__TO DO__
Copy out every line of the data below word for word, leaving out the pictures.

────

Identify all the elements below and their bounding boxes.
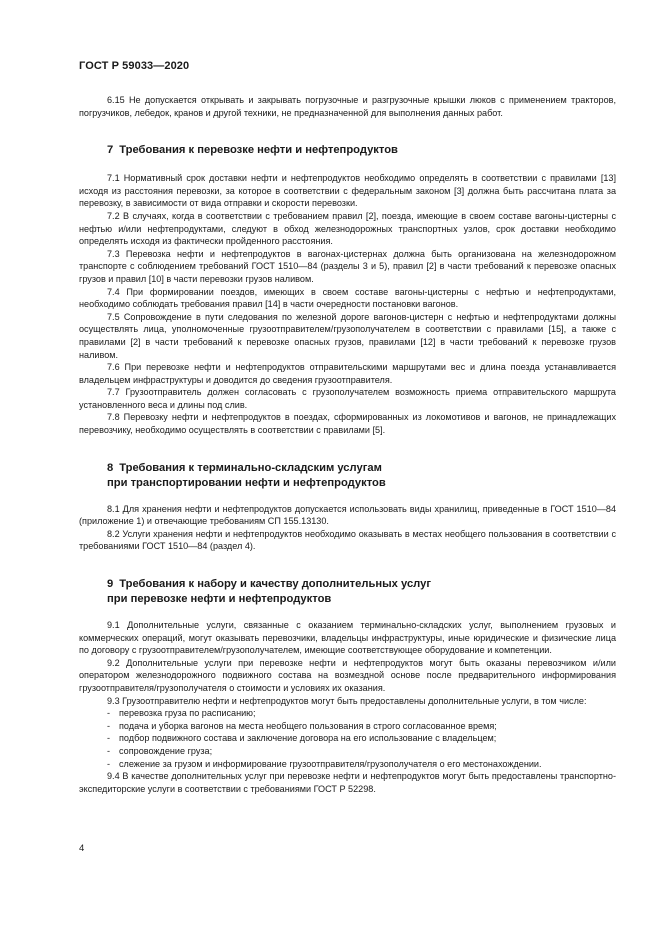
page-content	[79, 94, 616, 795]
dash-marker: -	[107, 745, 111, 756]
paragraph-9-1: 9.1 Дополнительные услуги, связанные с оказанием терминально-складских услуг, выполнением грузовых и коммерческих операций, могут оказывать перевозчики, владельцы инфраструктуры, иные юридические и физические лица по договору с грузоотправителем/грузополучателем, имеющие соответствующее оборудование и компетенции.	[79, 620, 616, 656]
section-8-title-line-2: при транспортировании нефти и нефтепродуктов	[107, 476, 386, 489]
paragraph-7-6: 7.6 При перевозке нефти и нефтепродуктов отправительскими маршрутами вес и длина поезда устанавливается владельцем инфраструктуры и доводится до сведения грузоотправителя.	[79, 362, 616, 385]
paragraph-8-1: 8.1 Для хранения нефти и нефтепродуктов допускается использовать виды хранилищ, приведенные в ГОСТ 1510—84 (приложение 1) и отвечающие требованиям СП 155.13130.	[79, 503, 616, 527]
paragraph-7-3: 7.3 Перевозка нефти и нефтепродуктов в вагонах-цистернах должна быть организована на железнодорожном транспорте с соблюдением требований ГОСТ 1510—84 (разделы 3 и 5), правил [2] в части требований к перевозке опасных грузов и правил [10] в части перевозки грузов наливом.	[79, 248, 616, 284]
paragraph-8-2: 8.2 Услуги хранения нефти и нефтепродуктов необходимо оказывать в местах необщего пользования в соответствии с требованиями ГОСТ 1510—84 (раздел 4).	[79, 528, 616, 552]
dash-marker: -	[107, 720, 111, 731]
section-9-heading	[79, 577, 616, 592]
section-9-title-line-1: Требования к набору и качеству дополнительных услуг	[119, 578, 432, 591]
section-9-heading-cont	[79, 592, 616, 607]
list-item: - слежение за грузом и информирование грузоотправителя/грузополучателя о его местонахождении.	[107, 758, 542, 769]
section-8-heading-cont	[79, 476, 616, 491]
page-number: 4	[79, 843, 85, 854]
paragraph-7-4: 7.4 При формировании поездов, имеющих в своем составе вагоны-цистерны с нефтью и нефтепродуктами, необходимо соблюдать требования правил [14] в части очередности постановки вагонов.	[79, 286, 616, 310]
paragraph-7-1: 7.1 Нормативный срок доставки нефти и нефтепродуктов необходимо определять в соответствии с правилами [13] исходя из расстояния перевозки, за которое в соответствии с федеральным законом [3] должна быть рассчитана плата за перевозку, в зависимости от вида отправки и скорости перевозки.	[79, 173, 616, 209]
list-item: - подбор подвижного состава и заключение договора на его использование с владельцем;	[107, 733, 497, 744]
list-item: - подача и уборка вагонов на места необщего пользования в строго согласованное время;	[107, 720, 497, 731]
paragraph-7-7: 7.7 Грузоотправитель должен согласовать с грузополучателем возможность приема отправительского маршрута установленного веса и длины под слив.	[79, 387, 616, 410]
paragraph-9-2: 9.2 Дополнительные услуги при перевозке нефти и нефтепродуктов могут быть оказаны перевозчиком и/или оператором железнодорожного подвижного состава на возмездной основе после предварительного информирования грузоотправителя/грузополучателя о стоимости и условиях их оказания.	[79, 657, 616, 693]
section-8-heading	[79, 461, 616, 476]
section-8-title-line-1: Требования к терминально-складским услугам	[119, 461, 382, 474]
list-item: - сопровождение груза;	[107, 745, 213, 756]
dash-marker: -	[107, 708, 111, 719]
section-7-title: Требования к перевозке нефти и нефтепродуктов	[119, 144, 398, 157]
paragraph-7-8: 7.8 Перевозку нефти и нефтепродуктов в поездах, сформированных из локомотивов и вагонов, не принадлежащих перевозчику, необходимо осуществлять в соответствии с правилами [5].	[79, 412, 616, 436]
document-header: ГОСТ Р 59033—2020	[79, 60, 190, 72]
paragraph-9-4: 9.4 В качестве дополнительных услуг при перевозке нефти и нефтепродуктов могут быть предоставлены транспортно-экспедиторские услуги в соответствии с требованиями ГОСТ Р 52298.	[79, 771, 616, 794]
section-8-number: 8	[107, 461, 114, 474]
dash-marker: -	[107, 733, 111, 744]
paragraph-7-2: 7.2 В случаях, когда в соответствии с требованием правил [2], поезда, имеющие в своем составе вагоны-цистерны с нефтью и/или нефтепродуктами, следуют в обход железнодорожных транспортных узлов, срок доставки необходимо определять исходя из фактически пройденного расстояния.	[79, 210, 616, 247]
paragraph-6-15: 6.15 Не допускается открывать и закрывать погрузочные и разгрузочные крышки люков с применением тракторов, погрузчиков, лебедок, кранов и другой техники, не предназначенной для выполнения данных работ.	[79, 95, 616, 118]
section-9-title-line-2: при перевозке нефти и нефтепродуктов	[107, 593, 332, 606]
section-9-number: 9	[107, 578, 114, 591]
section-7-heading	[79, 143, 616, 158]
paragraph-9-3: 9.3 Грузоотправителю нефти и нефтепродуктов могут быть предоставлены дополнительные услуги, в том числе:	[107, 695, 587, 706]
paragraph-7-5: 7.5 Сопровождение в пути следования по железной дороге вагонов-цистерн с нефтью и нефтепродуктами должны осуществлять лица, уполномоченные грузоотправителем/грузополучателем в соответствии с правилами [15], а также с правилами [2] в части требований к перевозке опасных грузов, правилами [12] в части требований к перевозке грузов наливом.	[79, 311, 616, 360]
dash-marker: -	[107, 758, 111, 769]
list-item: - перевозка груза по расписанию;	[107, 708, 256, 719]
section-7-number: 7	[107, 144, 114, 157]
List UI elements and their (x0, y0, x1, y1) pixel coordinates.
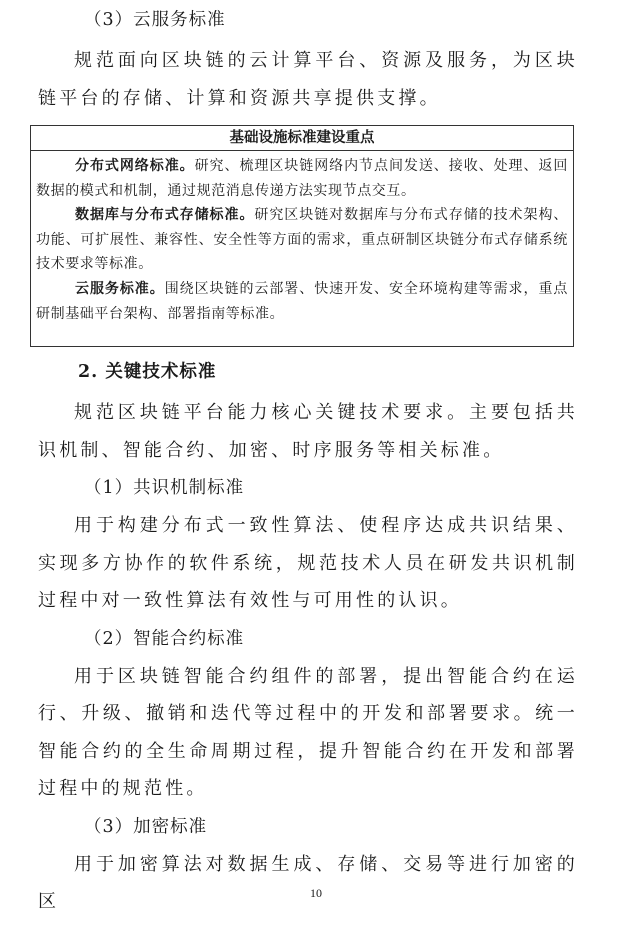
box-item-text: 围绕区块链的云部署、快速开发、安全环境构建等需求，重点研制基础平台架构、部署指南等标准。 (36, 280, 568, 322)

────

__TASK SOLUTION__
Identify all the elements below and their bounding boxes.
page-content	[79, 94, 616, 795]
dash-marker: -	[107, 745, 111, 756]
paragraph-9-1: 9.1 Дополнительные услуги, связанные с оказанием терминально-складских услуг, выполнением грузовых и коммерческих операций, могут оказывать перевозчики, владельцы инфраструктуры, иные юридические и физические лица по договору с грузоотправителем/грузополучателем, имеющие соответствующее оборудование и компетенции.	[79, 620, 616, 656]
section-8-title-line-2: при транспортировании нефти и нефтепродуктов	[107, 476, 386, 489]
paragraph-7-6: 7.6 При перевозке нефти и нефтепродуктов отправительскими маршрутами вес и длина поезда устанавливается владельцем инфраструктуры и доводится до сведения грузоотправителя.	[79, 362, 616, 385]
paragraph-8-1: 8.1 Для хранения нефти и нефтепродуктов допускается использовать виды хранилищ, приведенные в ГОСТ 1510—84 (приложение 1) и отвечающие требованиям СП 155.13130.	[79, 503, 616, 527]
paragraph-7-3: 7.3 Перевозка нефти и нефтепродуктов в вагонах-цистернах должна быть организована на железнодорожном транспорте с соблюдением требований ГОСТ 1510—84 (разделы 3 и 5), правил [2] в части требований к перевозке опасных грузов и правил [10] в части перевозки грузов наливом.	[79, 248, 616, 284]
paragraph-8-2: 8.2 Услуги хранения нефти и нефтепродуктов необходимо оказывать в местах необщего пользования в соответствии с требованиями ГОСТ 1510—84 (раздел 4).	[79, 528, 616, 552]
dash-marker: -	[107, 720, 111, 731]
section-9-heading	[79, 577, 616, 592]
section-9-title-line-1: Требования к набору и качеству дополнительных услуг	[119, 578, 432, 591]
section-9-heading-cont	[79, 592, 616, 607]
list-item: - слежение за грузом и информирование грузоотправителя/грузополучателя о его местонахождении.	[107, 758, 542, 769]
section-8-heading-cont	[79, 476, 616, 491]
page-number: 4	[79, 843, 85, 854]
paragraph-7-4: 7.4 При формировании поездов, имеющих в своем составе вагоны-цистерны с нефтью и нефтепродуктами, необходимо соблюдать требования правил [14] в части очередности постановки вагонов.	[79, 286, 616, 310]
paragraph-7-1: 7.1 Нормативный срок доставки нефти и нефтепродуктов необходимо определять в соответствии с правилами [13] исходя из расстояния перевозки, за которое в соответствии с федеральным законом [3] должна быть рассчитана плата за перевозку, в зависимости от вида отправки и скорости перевозки.	[79, 173, 616, 209]
list-item: - подбор подвижного состава и заключение договора на его использование с владельцем;	[107, 733, 497, 744]
list-item: - подача и уборка вагонов на места необщего пользования в строго согласованное время;	[107, 720, 497, 731]
paragraph-7-7: 7.7 Грузоотправитель должен согласовать с грузополучателем возможность приема отправительского маршрута установленного веса и длины под слив.	[79, 387, 616, 410]
paragraph-9-2: 9.2 Дополнительные услуги при перевозке нефти и нефтепродуктов могут быть оказаны перевозчиком и/или оператором железнодорожного подвижного состава на возмездной основе после предварительного информирования грузоотправителя/грузополучателя о стоимости и условиях их оказания.	[79, 657, 616, 693]
section-8-heading	[79, 461, 616, 476]
section-8-title-line-1: Требования к терминально-складским услугам	[119, 461, 382, 474]
list-item: - сопровождение груза;	[107, 745, 213, 756]
dash-marker: -	[107, 708, 111, 719]
section-7-title: Требования к перевозке нефти и нефтепродуктов	[119, 144, 398, 157]
paragraph-7-8: 7.8 Перевозку нефти и нефтепродуктов в поездах, сформированных из локомотивов и вагонов, не принадлежащих перевозчику, необходимо осуществлять в соответствии с правилами [5].	[79, 412, 616, 436]
document-header: ГОСТ Р 59033—2020	[79, 60, 190, 72]
paragraph-9-4: 9.4 В качестве дополнительных услуг при перевозке нефти и нефтепродуктов могут быть предоставлены транспортно-экспедиторские услуги в соответствии с требованиями ГОСТ Р 52298.	[79, 771, 616, 794]
section-8-number: 8	[107, 461, 114, 474]
dash-marker: -	[107, 733, 111, 744]
paragraph-7-2: 7.2 В случаях, когда в соответствии с требованием правил [2], поезда, имеющие в своем составе вагоны-цистерны с нефтью и/или нефтепродуктами, следуют в обход железнодорожных транспортных узлов, срок доставки необходимо определять исходя из фактически пройденного расстояния.	[79, 210, 616, 247]
paragraph-6-15: 6.15 Не допускается открывать и закрывать погрузочные и разгрузочные крышки люков с применением тракторов, погрузчиков, лебедок, кранов и другой техники, не предназначенной для выполнения данных работ.	[79, 95, 616, 118]
section-9-title-line-2: при перевозке нефти и нефтепродуктов	[107, 593, 332, 606]
section-9-number: 9	[107, 578, 114, 591]
section-7-heading	[79, 143, 616, 158]
paragraph-9-3: 9.3 Грузоотправителю нефти и нефтепродуктов могут быть предоставлены дополнительные услуги, в том числе:	[107, 695, 587, 706]
paragraph-7-5: 7.5 Сопровождение в пути следования по железной дороге вагонов-цистерн с нефтью и нефтепродуктами должны осуществлять лица, уполномоченные грузоотправителем/грузополучателем в соответствии с правилами [15], а также с правилами [2] в части требований к перевозке опасных грузов, правилами [12] в части требований к перевозке грузов наливом.	[79, 311, 616, 360]
dash-marker: -	[107, 758, 111, 769]
list-item: - перевозка груза по расписанию;	[107, 708, 256, 719]
section-7-number: 7	[107, 144, 114, 157]
List UI elements and their (x0, y0, x1, y1) pixel coordinates.
box-item-text: 围绕区块链的云部署、快速开发、安全环境构建等需求，重点研制基础平台架构、部署指南等标准。 (36, 280, 568, 322)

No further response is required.